## begin Material provided

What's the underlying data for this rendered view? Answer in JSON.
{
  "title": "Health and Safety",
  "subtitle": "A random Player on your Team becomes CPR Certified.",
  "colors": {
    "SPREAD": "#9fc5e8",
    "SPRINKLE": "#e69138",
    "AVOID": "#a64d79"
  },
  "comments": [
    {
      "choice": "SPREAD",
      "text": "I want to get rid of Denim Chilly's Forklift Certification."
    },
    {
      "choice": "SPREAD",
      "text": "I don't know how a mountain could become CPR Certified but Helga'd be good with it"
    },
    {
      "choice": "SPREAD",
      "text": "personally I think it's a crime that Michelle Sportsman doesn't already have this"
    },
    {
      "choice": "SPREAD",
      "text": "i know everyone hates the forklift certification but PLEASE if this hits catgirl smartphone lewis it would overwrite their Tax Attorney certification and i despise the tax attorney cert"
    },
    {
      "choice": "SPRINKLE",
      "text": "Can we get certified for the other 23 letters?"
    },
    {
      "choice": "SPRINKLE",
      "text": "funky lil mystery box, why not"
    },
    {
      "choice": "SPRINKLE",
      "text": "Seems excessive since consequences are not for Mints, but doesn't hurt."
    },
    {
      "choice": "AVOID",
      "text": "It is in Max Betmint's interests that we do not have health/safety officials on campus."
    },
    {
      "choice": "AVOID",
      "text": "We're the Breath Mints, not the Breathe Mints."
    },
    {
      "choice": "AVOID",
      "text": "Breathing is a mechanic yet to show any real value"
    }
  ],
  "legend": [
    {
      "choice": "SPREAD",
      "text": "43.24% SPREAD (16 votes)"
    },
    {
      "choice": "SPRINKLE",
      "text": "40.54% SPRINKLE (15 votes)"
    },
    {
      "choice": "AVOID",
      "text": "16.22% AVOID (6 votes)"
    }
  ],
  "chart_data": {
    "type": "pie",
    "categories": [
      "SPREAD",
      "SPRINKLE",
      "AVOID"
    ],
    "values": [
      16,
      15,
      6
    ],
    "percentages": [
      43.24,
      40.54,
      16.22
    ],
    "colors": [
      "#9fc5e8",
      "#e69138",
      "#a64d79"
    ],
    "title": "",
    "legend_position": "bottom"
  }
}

## end Material provided

# The task:
Word for word, extract all the records.

# Full solution:
What's the underlying data for this rendered view? Answer in JSON.
{
  "title": "Health and Safety",
  "subtitle": "A random Player on your Team becomes CPR Certified.",
  "colors": {
    "SPREAD": "#9fc5e8",
    "SPRINKLE": "#e69138",
    "AVOID": "#a64d79"
  },
  "comments": [
    {
      "choice": "SPREAD",
      "text": "I want to get rid of Denim Chilly's Forklift Certification."
    },
    {
      "choice": "SPREAD",
      "text": "I don't know how a mountain could become CPR Certified but Helga'd be good with it"
    },
    {
      "choice": "SPREAD",
      "text": "personally I think it's a crime that Michelle Sportsman doesn't already have this"
    },
    {
      "choice": "SPREAD",
      "text": "i know everyone hates the forklift certification but PLEASE if this hits catgirl smartphone lewis it would overwrite their Tax Attorney certification and i despise the tax attorney cert"
    },
    {
      "choice": "SPRINKLE",
      "text": "Can we get certified for the other 23 letters?"
    },
    {
      "choice": "SPRINKLE",
      "text": "funky lil mystery box, why not"
    },
    {
      "choice": "SPRINKLE",
      "text": "Seems excessive since consequences are not for Mints, but doesn't hurt."
    },
    {
      "choice": "AVOID",
      "text": "It is in Max Betmint's interests that we do not have health/safety officials on campus."
    },
    {
      "choice": "AVOID",
      "text": "We're the Breath Mints, not the Breathe Mints."
    },
    {
      "choice": "AVOID",
      "text": "Breathing is a mechanic yet to show any real value"
    }
  ],
  "legend": [
    {
      "choice": "SPREAD",
      "text": "43.24% SPREAD (16 votes)"
    },
    {
      "choice": "SPRINKLE",
      "text": "40.54% SPRINKLE (15 votes)"
    },
    {
      "choice": "AVOID",
      "text": "16.22% AVOID (6 votes)"
    }
  ],
  "chart_data": {
    "type": "pie",
    "categories": [
      "SPREAD",
      "SPRINKLE",
      "AVOID"
    ],
    "values": [
      16,
      15,
      6
    ],
    "percentages": [
      43.24,
      40.54,
      16.22
    ],
    "colors": [
      "#9fc5e8",
      "#e69138",
      "#a64d79"
    ],
    "title": "",
    "legend_position": "bottom"
  }
}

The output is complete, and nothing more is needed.